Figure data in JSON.
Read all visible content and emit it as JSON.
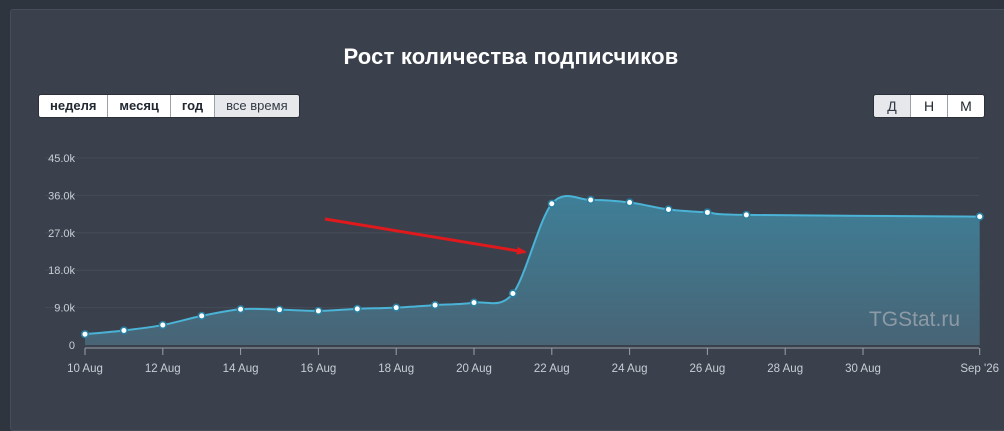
{
  "title": "Рост количества подписчиков",
  "range_buttons": [
    {
      "label": "неделя",
      "active": false
    },
    {
      "label": "месяц",
      "active": false
    },
    {
      "label": "год",
      "active": false
    },
    {
      "label": "все время",
      "active": true
    }
  ],
  "granularity_buttons": [
    {
      "label": "Д",
      "active": true
    },
    {
      "label": "Н",
      "active": false
    },
    {
      "label": "М",
      "active": false
    }
  ],
  "watermark": "TGStat.ru",
  "colors": {
    "line": "#4ab3d6",
    "area_top": "#3f8aa5",
    "area_bottom": "#4a6a7c",
    "arrow": "#e0191c",
    "grid": "#444c57",
    "text": "#c8ced6"
  },
  "chart_data": {
    "type": "area",
    "title": "Рост количества подписчиков",
    "x": [
      "10 Aug",
      "11 Aug",
      "12 Aug",
      "13 Aug",
      "14 Aug",
      "15 Aug",
      "16 Aug",
      "17 Aug",
      "18 Aug",
      "19 Aug",
      "20 Aug",
      "21 Aug",
      "22 Aug",
      "23 Aug",
      "24 Aug",
      "25 Aug",
      "26 Aug",
      "27 Aug",
      "Sep 1"
    ],
    "series": [
      {
        "values": [
          2600,
          3500,
          4800,
          7000,
          8600,
          8500,
          8200,
          8700,
          9000,
          9600,
          10200,
          12400,
          34000,
          34900,
          34300,
          32600,
          31900,
          31300,
          30900
        ]
      }
    ],
    "x_tick_labels": [
      "10 Aug",
      "12 Aug",
      "14 Aug",
      "16 Aug",
      "18 Aug",
      "20 Aug",
      "22 Aug",
      "24 Aug",
      "26 Aug",
      "28 Aug",
      "30 Aug",
      "Sep '26"
    ],
    "y_tick_labels": [
      "0",
      "9.0k",
      "18.0k",
      "27.0k",
      "36.0k",
      "45.0k"
    ],
    "ylim": [
      0,
      45000
    ],
    "grid": true,
    "annotations": [
      {
        "type": "arrow",
        "points_to": "21 Aug"
      }
    ]
  }
}
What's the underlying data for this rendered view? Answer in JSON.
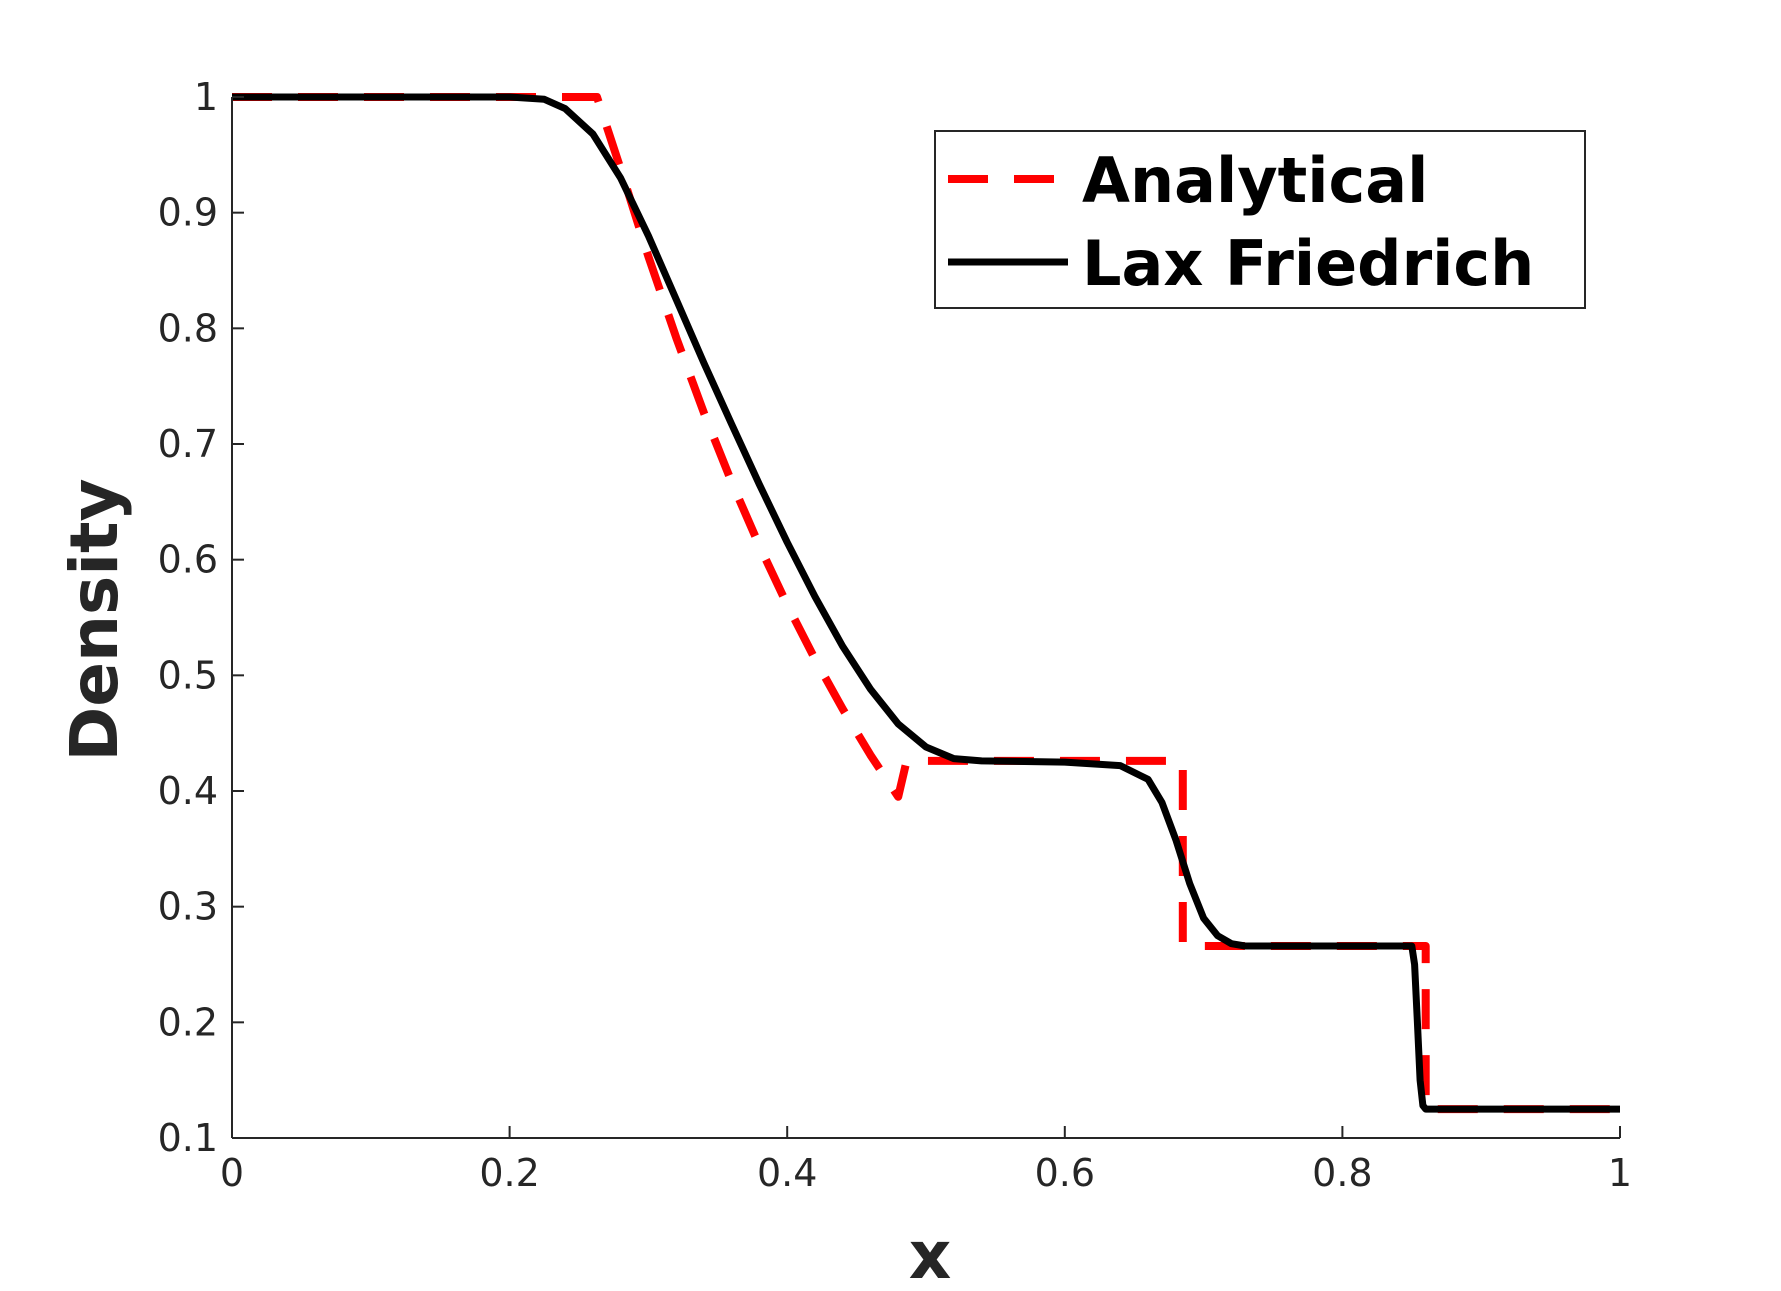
{
  "chart_data": {
    "type": "line",
    "xlabel": "x",
    "ylabel": "Density",
    "xlim": [
      0,
      1
    ],
    "ylim": [
      0.1,
      1
    ],
    "xticks": [
      0,
      0.2,
      0.4,
      0.6,
      0.8,
      1
    ],
    "xtick_labels": [
      "0",
      "0.2",
      "0.4",
      "0.6",
      "0.8",
      "1"
    ],
    "yticks": [
      0.1,
      0.2,
      0.3,
      0.4,
      0.5,
      0.6,
      0.7,
      0.8,
      0.9,
      1
    ],
    "ytick_labels": [
      "0.1",
      "0.2",
      "0.3",
      "0.4",
      "0.5",
      "0.6",
      "0.7",
      "0.8",
      "0.9",
      "1"
    ],
    "grid": false,
    "legend_position": "top-right",
    "series": [
      {
        "name": "Analytical",
        "color": "#ff0000",
        "style": "dashed",
        "x": [
          0,
          0.263,
          0.28,
          0.3,
          0.32,
          0.34,
          0.36,
          0.38,
          0.4,
          0.42,
          0.44,
          0.46,
          0.48,
          0.486,
          0.6,
          0.685,
          0.685,
          0.86,
          0.86,
          1.0
        ],
        "y": [
          1.0,
          1.0,
          0.938,
          0.862,
          0.792,
          0.727,
          0.667,
          0.612,
          0.561,
          0.514,
          0.471,
          0.431,
          0.395,
          0.426,
          0.426,
          0.426,
          0.266,
          0.266,
          0.125,
          0.125
        ]
      },
      {
        "name": "Lax Friedrich",
        "color": "#000000",
        "style": "solid",
        "x": [
          0,
          0.2,
          0.225,
          0.24,
          0.26,
          0.28,
          0.3,
          0.32,
          0.34,
          0.36,
          0.38,
          0.4,
          0.42,
          0.44,
          0.46,
          0.48,
          0.5,
          0.52,
          0.54,
          0.6,
          0.64,
          0.66,
          0.67,
          0.68,
          0.69,
          0.7,
          0.71,
          0.72,
          0.73,
          0.75,
          0.85,
          0.852,
          0.854,
          0.856,
          0.858,
          0.86,
          1.0
        ],
        "y": [
          1.0,
          1.0,
          0.998,
          0.99,
          0.968,
          0.93,
          0.88,
          0.825,
          0.77,
          0.717,
          0.665,
          0.615,
          0.568,
          0.525,
          0.488,
          0.458,
          0.438,
          0.428,
          0.426,
          0.425,
          0.422,
          0.41,
          0.39,
          0.358,
          0.32,
          0.29,
          0.275,
          0.268,
          0.266,
          0.266,
          0.266,
          0.25,
          0.2,
          0.15,
          0.128,
          0.125,
          0.125
        ]
      }
    ]
  }
}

EXERCISE AIM. Repeat the material above verbatim, with no pictures in the output.

CORRECT RESULT.
Read all visible content and emit it as JSON.
{
  "title": "Рост количества подписчиков",
  "range_buttons": [
    {
      "label": "неделя",
      "active": false
    },
    {
      "label": "месяц",
      "active": false
    },
    {
      "label": "год",
      "active": false
    },
    {
      "label": "все время",
      "active": true
    }
  ],
  "granularity_buttons": [
    {
      "label": "Д",
      "active": true
    },
    {
      "label": "Н",
      "active": false
    },
    {
      "label": "М",
      "active": false
    }
  ],
  "watermark": "TGStat.ru",
  "colors": {
    "line": "#4ab3d6",
    "area_top": "#3f8aa5",
    "area_bottom": "#4a6a7c",
    "arrow": "#e0191c",
    "grid": "#444c57",
    "text": "#c8ced6"
  },
  "chart_data": {
    "type": "area",
    "title": "Рост количества подписчиков",
    "x": [
      "10 Aug",
      "11 Aug",
      "12 Aug",
      "13 Aug",
      "14 Aug",
      "15 Aug",
      "16 Aug",
      "17 Aug",
      "18 Aug",
      "19 Aug",
      "20 Aug",
      "21 Aug",
      "22 Aug",
      "23 Aug",
      "24 Aug",
      "25 Aug",
      "26 Aug",
      "27 Aug",
      "Sep 1"
    ],
    "series": [
      {
        "values": [
          2600,
          3500,
          4800,
          7000,
          8600,
          8500,
          8200,
          8700,
          9000,
          9600,
          10200,
          12400,
          34000,
          34900,
          34300,
          32600,
          31900,
          31300,
          30900
        ]
      }
    ],
    "x_tick_labels": [
      "10 Aug",
      "12 Aug",
      "14 Aug",
      "16 Aug",
      "18 Aug",
      "20 Aug",
      "22 Aug",
      "24 Aug",
      "26 Aug",
      "28 Aug",
      "30 Aug",
      "Sep '26"
    ],
    "y_tick_labels": [
      "0",
      "9.0k",
      "18.0k",
      "27.0k",
      "36.0k",
      "45.0k"
    ],
    "ylim": [
      0,
      45000
    ],
    "grid": true,
    "annotations": [
      {
        "type": "arrow",
        "points_to": "21 Aug"
      }
    ]
  }
}
What's the underlying data for this rendered view? Answer in JSON.
{
  "chart_data": {
    "type": "line",
    "xlabel": "x",
    "ylabel": "Density",
    "xlim": [
      0,
      1
    ],
    "ylim": [
      0.1,
      1
    ],
    "xticks": [
      0,
      0.2,
      0.4,
      0.6,
      0.8,
      1
    ],
    "xtick_labels": [
      "0",
      "0.2",
      "0.4",
      "0.6",
      "0.8",
      "1"
    ],
    "yticks": [
      0.1,
      0.2,
      0.3,
      0.4,
      0.5,
      0.6,
      0.7,
      0.8,
      0.9,
      1
    ],
    "ytick_labels": [
      "0.1",
      "0.2",
      "0.3",
      "0.4",
      "0.5",
      "0.6",
      "0.7",
      "0.8",
      "0.9",
      "1"
    ],
    "grid": false,
    "legend_position": "top-right",
    "series": [
      {
        "name": "Analytical",
        "color": "#ff0000",
        "style": "dashed",
        "x": [
          0,
          0.263,
          0.28,
          0.3,
          0.32,
          0.34,
          0.36,
          0.38,
          0.4,
          0.42,
          0.44,
          0.46,
          0.48,
          0.486,
          0.6,
          0.685,
          0.685,
          0.86,
          0.86,
          1.0
        ],
        "y": [
          1.0,
          1.0,
          0.938,
          0.862,
          0.792,
          0.727,
          0.667,
          0.612,
          0.561,
          0.514,
          0.471,
          0.431,
          0.395,
          0.426,
          0.426,
          0.426,
          0.266,
          0.266,
          0.125,
          0.125
        ]
      },
      {
        "name": "Lax Friedrich",
        "color": "#000000",
        "style": "solid",
        "x": [
          0,
          0.2,
          0.225,
          0.24,
          0.26,
          0.28,
          0.3,
          0.32,
          0.34,
          0.36,
          0.38,
          0.4,
          0.42,
          0.44,
          0.46,
          0.48,
          0.5,
          0.52,
          0.54,
          0.6,
          0.64,
          0.66,
          0.67,
          0.68,
          0.69,
          0.7,
          0.71,
          0.72,
          0.73,
          0.75,
          0.85,
          0.852,
          0.854,
          0.856,
          0.858,
          0.86,
          1.0
        ],
        "y": [
          1.0,
          1.0,
          0.998,
          0.99,
          0.968,
          0.93,
          0.88,
          0.825,
          0.77,
          0.717,
          0.665,
          0.615,
          0.568,
          0.525,
          0.488,
          0.458,
          0.438,
          0.428,
          0.426,
          0.425,
          0.422,
          0.41,
          0.39,
          0.358,
          0.32,
          0.29,
          0.275,
          0.268,
          0.266,
          0.266,
          0.266,
          0.25,
          0.2,
          0.15,
          0.128,
          0.125,
          0.125
        ]
      }
    ]
  }
}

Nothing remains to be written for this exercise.